WHAT THE EXERCISE ASKS: Give the listing again exactly, omitting its images.

+++

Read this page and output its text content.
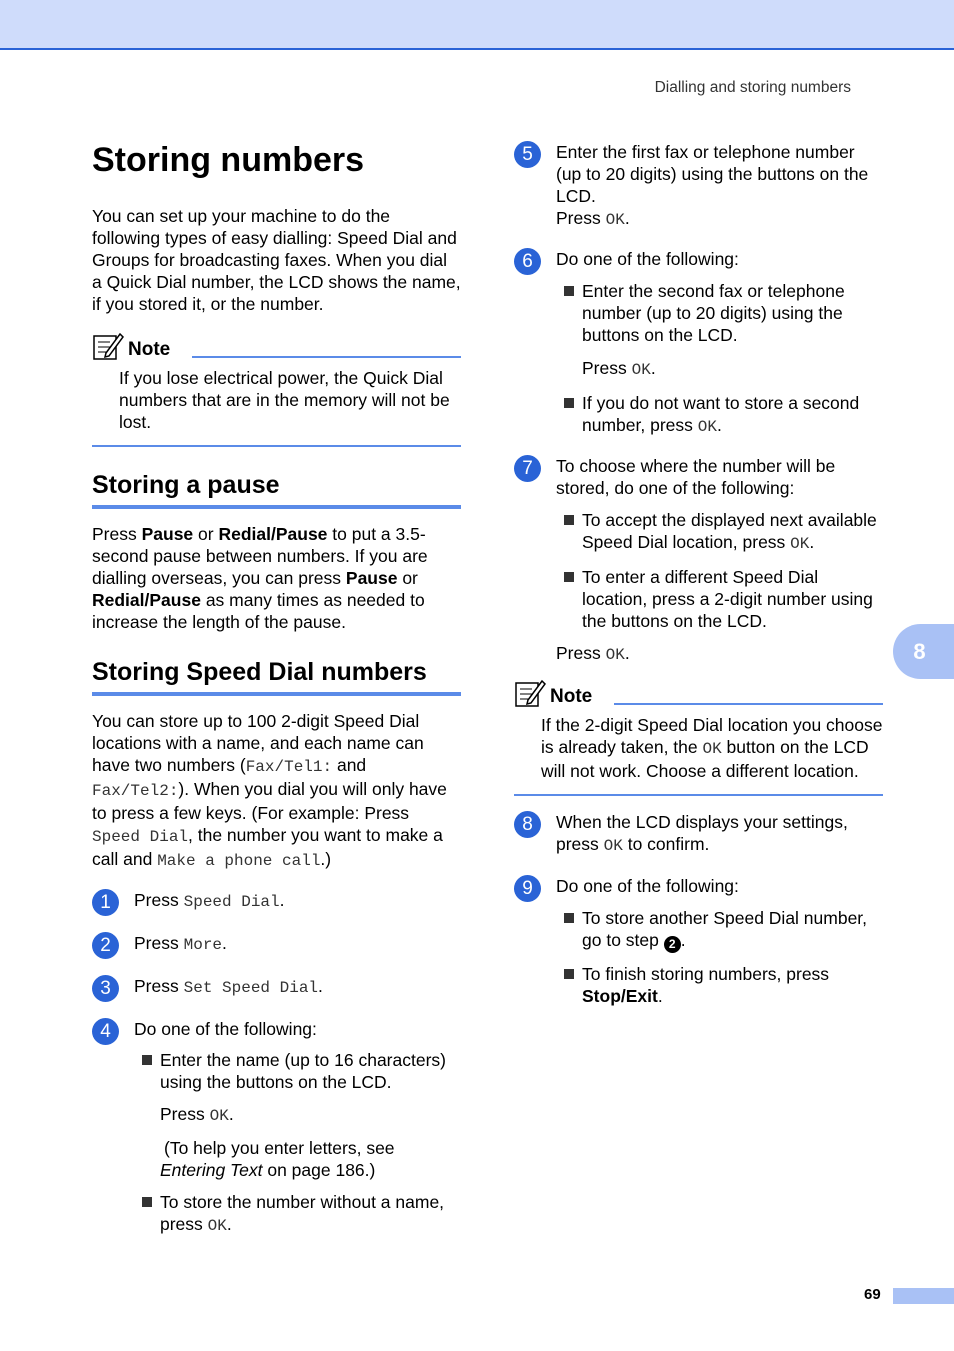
Dialling and storing numbers
8
Storing numbers

You can set up your machine to do the following types of easy dialling: Speed Dial and Groups for broadcasting faxes. When you dial a Quick Dial number, the LCD shows the name, if you stored it, or the number.

Note

If you lose electrical power, the Quick Dial numbers that are in the memory will not be lost.

Storing a pause

Press Pause or Redial/Pause to put a 3.5-second pause between numbers. If you are dialling overseas, you can press Pause or Redial/Pause as many times as needed to increase the length of the pause.

Storing Speed Dial numbers

You can store up to 100 2-digit Speed Dial locations with a name, and each name can have two numbers (Fax/Tel1: and Fax/Tel2:). When you dial you will only have to press a few keys. (For example: Press Speed Dial, the number you want to make a call and Make a phone call.)

1	Press Speed Dial.
2	Press More.
3	Press Set Speed Dial.
4	Do one of the following:
Enter the name (up to 16 characters) using the buttons on the LCD.
Press OK.
(To help you enter letters, see
Entering Text on page 186.)
To store the number without a name, press OK.
5	Enter the first fax or telephone number (up to 20 digits) using the buttons on the LCD.
Press OK.
6	Do one of the following:
Enter the second fax or telephone number (up to 20 digits) using the buttons on the LCD.
Press OK.
If you do not want to store a second number, press OK.
7	To choose where the number will be stored, do one of the following:
To accept the displayed next available Speed Dial location, press OK.
To enter a different Speed Dial location, press a 2-digit number using the buttons on the LCD.
Press OK.
Note

If the 2-digit Speed Dial location you choose is already taken, the OK button on the LCD will not work. Choose a different location.

8	When the LCD displays your settings, press OK to confirm.
9	Do one of the following:
To store another Speed Dial number, go to step 2 .
To finish storing numbers, press Stop/Exit.
69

+++

RESULT OF THIS TASK:
Read this page and output its text content.
Dialling and storing numbers
8
Storing numbers

You can set up your machine to do the following types of easy dialling: Speed Dial and Groups for broadcasting faxes. When you dial a Quick Dial number, the LCD shows the name, if you stored it, or the number.

Note

If you lose electrical power, the Quick Dial numbers that are in the memory will not be lost.

Storing a pause

Press Pause or Redial/Pause to put a 3.5-second pause between numbers. If you are dialling overseas, you can press Pause or Redial/Pause as many times as needed to increase the length of the pause.

Storing Speed Dial numbers

You can store up to 100 2-digit Speed Dial locations with a name, and each name can have two numbers (Fax/Tel1: and Fax/Tel2:). When you dial you will only have to press a few keys. (For example: Press Speed Dial, the number you want to make a call and Make a phone call.)

1	Press Speed Dial.
2	Press More.
3	Press Set Speed Dial.
4	Do one of the following:
Enter the name (up to 16 characters) using the buttons on the LCD.
Press OK.
(To help you enter letters, see
Entering Text on page 186.)
To store the number without a name, press OK.
5	Enter the first fax or telephone number (up to 20 digits) using the buttons on the LCD.
Press OK.
6	Do one of the following:
Enter the second fax or telephone number (up to 20 digits) using the buttons on the LCD.
Press OK.
If you do not want to store a second number, press OK.
7	To choose where the number will be stored, do one of the following:
To accept the displayed next available Speed Dial location, press OK.
To enter a different Speed Dial location, press a 2-digit number using the buttons on the LCD.
Press OK.
Note

If the 2-digit Speed Dial location you choose is already taken, the OK button on the LCD will not work. Choose a different location.

8	When the LCD displays your settings, press OK to confirm.
9	Do one of the following:
To store another Speed Dial number, go to step 2 .
To finish storing numbers, press Stop/Exit.
69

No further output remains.